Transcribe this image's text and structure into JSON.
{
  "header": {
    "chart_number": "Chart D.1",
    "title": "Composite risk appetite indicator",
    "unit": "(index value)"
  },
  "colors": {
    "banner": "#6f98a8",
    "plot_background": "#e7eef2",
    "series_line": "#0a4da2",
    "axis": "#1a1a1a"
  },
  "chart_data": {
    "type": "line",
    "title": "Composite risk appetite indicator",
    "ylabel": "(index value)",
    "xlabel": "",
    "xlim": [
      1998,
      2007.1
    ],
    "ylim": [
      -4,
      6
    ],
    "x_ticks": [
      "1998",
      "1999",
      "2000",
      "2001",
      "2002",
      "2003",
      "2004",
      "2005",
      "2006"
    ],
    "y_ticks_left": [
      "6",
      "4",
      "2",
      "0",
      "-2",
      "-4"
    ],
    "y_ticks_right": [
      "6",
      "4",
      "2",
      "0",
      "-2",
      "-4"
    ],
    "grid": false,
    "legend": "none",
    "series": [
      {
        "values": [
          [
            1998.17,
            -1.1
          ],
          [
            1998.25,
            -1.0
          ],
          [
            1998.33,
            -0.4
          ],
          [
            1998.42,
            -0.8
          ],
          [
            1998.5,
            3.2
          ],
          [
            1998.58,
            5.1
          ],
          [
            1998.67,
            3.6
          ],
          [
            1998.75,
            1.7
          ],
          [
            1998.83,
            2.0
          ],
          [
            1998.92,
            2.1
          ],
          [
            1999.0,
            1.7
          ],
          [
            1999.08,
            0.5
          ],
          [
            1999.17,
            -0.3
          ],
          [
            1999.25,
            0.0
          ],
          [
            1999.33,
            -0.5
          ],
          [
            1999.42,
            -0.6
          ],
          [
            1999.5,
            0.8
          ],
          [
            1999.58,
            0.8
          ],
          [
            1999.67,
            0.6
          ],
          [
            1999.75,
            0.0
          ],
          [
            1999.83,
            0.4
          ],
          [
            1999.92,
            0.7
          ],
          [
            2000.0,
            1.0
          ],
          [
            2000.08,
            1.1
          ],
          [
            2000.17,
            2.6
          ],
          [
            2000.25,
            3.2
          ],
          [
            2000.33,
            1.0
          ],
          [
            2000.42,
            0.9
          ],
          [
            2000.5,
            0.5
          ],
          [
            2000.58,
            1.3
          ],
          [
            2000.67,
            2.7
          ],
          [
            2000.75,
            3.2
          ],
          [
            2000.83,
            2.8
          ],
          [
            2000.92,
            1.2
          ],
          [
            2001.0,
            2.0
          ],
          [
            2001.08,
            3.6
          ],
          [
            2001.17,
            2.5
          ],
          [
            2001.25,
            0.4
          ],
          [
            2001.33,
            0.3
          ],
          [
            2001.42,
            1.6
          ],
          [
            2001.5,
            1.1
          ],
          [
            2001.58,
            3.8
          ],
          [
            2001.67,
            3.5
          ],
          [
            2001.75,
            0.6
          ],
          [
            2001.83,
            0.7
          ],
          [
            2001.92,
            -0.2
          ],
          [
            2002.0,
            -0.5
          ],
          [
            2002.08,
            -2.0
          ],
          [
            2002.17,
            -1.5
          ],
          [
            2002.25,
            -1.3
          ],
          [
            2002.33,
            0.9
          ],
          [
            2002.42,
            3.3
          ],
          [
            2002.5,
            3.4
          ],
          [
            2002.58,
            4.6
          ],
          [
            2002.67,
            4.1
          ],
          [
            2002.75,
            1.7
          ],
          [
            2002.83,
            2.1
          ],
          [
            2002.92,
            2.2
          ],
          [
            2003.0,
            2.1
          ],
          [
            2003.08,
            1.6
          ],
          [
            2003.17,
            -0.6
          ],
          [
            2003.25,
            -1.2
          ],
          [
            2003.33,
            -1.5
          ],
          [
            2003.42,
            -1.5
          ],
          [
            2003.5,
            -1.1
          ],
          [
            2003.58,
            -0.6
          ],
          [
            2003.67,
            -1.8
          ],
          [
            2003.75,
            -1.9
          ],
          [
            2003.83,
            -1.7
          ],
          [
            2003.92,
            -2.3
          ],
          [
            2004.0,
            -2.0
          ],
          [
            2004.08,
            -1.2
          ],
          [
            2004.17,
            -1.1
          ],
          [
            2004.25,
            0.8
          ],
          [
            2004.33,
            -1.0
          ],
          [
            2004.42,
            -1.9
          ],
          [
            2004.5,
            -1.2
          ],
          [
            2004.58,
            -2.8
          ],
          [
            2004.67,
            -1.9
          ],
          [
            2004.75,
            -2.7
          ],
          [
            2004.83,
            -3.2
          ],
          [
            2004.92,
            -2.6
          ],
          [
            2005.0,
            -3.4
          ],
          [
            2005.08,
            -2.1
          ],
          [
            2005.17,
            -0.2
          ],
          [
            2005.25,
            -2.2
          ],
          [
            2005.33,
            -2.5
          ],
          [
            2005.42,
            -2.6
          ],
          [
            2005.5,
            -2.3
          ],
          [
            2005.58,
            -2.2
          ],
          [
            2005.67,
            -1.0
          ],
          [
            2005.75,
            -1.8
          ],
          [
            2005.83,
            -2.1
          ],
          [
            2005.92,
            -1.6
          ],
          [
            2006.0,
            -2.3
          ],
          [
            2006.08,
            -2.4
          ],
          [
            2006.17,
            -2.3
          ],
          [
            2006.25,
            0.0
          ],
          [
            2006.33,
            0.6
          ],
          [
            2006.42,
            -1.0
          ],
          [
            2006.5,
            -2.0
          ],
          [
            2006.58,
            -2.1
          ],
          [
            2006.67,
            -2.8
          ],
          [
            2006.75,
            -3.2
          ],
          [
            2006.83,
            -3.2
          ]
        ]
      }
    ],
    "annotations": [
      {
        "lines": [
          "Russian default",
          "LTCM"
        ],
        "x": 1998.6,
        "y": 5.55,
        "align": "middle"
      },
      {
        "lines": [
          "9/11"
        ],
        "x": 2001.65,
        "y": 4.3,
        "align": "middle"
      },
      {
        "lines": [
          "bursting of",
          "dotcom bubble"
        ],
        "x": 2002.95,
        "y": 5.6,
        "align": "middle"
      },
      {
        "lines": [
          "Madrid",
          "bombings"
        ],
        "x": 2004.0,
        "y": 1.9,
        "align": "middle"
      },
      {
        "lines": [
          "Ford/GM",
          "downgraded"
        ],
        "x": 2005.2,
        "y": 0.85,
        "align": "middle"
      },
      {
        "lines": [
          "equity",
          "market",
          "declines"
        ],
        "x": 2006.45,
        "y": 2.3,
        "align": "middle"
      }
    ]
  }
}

------------------------------------------------------------

Exercise aim =>
Print the material verbatim, all of it.

Result of this task =>
Transcribe this image's text and structure into JSON.
{
  "header": {
    "chart_number": "Chart D.1",
    "title": "Composite risk appetite indicator",
    "unit": "(index value)"
  },
  "colors": {
    "banner": "#6f98a8",
    "plot_background": "#e7eef2",
    "series_line": "#0a4da2",
    "axis": "#1a1a1a"
  },
  "chart_data": {
    "type": "line",
    "title": "Composite risk appetite indicator",
    "ylabel": "(index value)",
    "xlabel": "",
    "xlim": [
      1998,
      2007.1
    ],
    "ylim": [
      -4,
      6
    ],
    "x_ticks": [
      "1998",
      "1999",
      "2000",
      "2001",
      "2002",
      "2003",
      "2004",
      "2005",
      "2006"
    ],
    "y_ticks_left": [
      "6",
      "4",
      "2",
      "0",
      "-2",
      "-4"
    ],
    "y_ticks_right": [
      "6",
      "4",
      "2",
      "0",
      "-2",
      "-4"
    ],
    "grid": false,
    "legend": "none",
    "series": [
      {
        "values": [
          [
            1998.17,
            -1.1
          ],
          [
            1998.25,
            -1.0
          ],
          [
            1998.33,
            -0.4
          ],
          [
            1998.42,
            -0.8
          ],
          [
            1998.5,
            3.2
          ],
          [
            1998.58,
            5.1
          ],
          [
            1998.67,
            3.6
          ],
          [
            1998.75,
            1.7
          ],
          [
            1998.83,
            2.0
          ],
          [
            1998.92,
            2.1
          ],
          [
            1999.0,
            1.7
          ],
          [
            1999.08,
            0.5
          ],
          [
            1999.17,
            -0.3
          ],
          [
            1999.25,
            0.0
          ],
          [
            1999.33,
            -0.5
          ],
          [
            1999.42,
            -0.6
          ],
          [
            1999.5,
            0.8
          ],
          [
            1999.58,
            0.8
          ],
          [
            1999.67,
            0.6
          ],
          [
            1999.75,
            0.0
          ],
          [
            1999.83,
            0.4
          ],
          [
            1999.92,
            0.7
          ],
          [
            2000.0,
            1.0
          ],
          [
            2000.08,
            1.1
          ],
          [
            2000.17,
            2.6
          ],
          [
            2000.25,
            3.2
          ],
          [
            2000.33,
            1.0
          ],
          [
            2000.42,
            0.9
          ],
          [
            2000.5,
            0.5
          ],
          [
            2000.58,
            1.3
          ],
          [
            2000.67,
            2.7
          ],
          [
            2000.75,
            3.2
          ],
          [
            2000.83,
            2.8
          ],
          [
            2000.92,
            1.2
          ],
          [
            2001.0,
            2.0
          ],
          [
            2001.08,
            3.6
          ],
          [
            2001.17,
            2.5
          ],
          [
            2001.25,
            0.4
          ],
          [
            2001.33,
            0.3
          ],
          [
            2001.42,
            1.6
          ],
          [
            2001.5,
            1.1
          ],
          [
            2001.58,
            3.8
          ],
          [
            2001.67,
            3.5
          ],
          [
            2001.75,
            0.6
          ],
          [
            2001.83,
            0.7
          ],
          [
            2001.92,
            -0.2
          ],
          [
            2002.0,
            -0.5
          ],
          [
            2002.08,
            -2.0
          ],
          [
            2002.17,
            -1.5
          ],
          [
            2002.25,
            -1.3
          ],
          [
            2002.33,
            0.9
          ],
          [
            2002.42,
            3.3
          ],
          [
            2002.5,
            3.4
          ],
          [
            2002.58,
            4.6
          ],
          [
            2002.67,
            4.1
          ],
          [
            2002.75,
            1.7
          ],
          [
            2002.83,
            2.1
          ],
          [
            2002.92,
            2.2
          ],
          [
            2003.0,
            2.1
          ],
          [
            2003.08,
            1.6
          ],
          [
            2003.17,
            -0.6
          ],
          [
            2003.25,
            -1.2
          ],
          [
            2003.33,
            -1.5
          ],
          [
            2003.42,
            -1.5
          ],
          [
            2003.5,
            -1.1
          ],
          [
            2003.58,
            -0.6
          ],
          [
            2003.67,
            -1.8
          ],
          [
            2003.75,
            -1.9
          ],
          [
            2003.83,
            -1.7
          ],
          [
            2003.92,
            -2.3
          ],
          [
            2004.0,
            -2.0
          ],
          [
            2004.08,
            -1.2
          ],
          [
            2004.17,
            -1.1
          ],
          [
            2004.25,
            0.8
          ],
          [
            2004.33,
            -1.0
          ],
          [
            2004.42,
            -1.9
          ],
          [
            2004.5,
            -1.2
          ],
          [
            2004.58,
            -2.8
          ],
          [
            2004.67,
            -1.9
          ],
          [
            2004.75,
            -2.7
          ],
          [
            2004.83,
            -3.2
          ],
          [
            2004.92,
            -2.6
          ],
          [
            2005.0,
            -3.4
          ],
          [
            2005.08,
            -2.1
          ],
          [
            2005.17,
            -0.2
          ],
          [
            2005.25,
            -2.2
          ],
          [
            2005.33,
            -2.5
          ],
          [
            2005.42,
            -2.6
          ],
          [
            2005.5,
            -2.3
          ],
          [
            2005.58,
            -2.2
          ],
          [
            2005.67,
            -1.0
          ],
          [
            2005.75,
            -1.8
          ],
          [
            2005.83,
            -2.1
          ],
          [
            2005.92,
            -1.6
          ],
          [
            2006.0,
            -2.3
          ],
          [
            2006.08,
            -2.4
          ],
          [
            2006.17,
            -2.3
          ],
          [
            2006.25,
            0.0
          ],
          [
            2006.33,
            0.6
          ],
          [
            2006.42,
            -1.0
          ],
          [
            2006.5,
            -2.0
          ],
          [
            2006.58,
            -2.1
          ],
          [
            2006.67,
            -2.8
          ],
          [
            2006.75,
            -3.2
          ],
          [
            2006.83,
            -3.2
          ]
        ]
      }
    ],
    "annotations": [
      {
        "lines": [
          "Russian default",
          "LTCM"
        ],
        "x": 1998.6,
        "y": 5.55,
        "align": "middle"
      },
      {
        "lines": [
          "9/11"
        ],
        "x": 2001.65,
        "y": 4.3,
        "align": "middle"
      },
      {
        "lines": [
          "bursting of",
          "dotcom bubble"
        ],
        "x": 2002.95,
        "y": 5.6,
        "align": "middle"
      },
      {
        "lines": [
          "Madrid",
          "bombings"
        ],
        "x": 2004.0,
        "y": 1.9,
        "align": "middle"
      },
      {
        "lines": [
          "Ford/GM",
          "downgraded"
        ],
        "x": 2005.2,
        "y": 0.85,
        "align": "middle"
      },
      {
        "lines": [
          "equity",
          "market",
          "declines"
        ],
        "x": 2006.45,
        "y": 2.3,
        "align": "middle"
      }
    ]
  }
}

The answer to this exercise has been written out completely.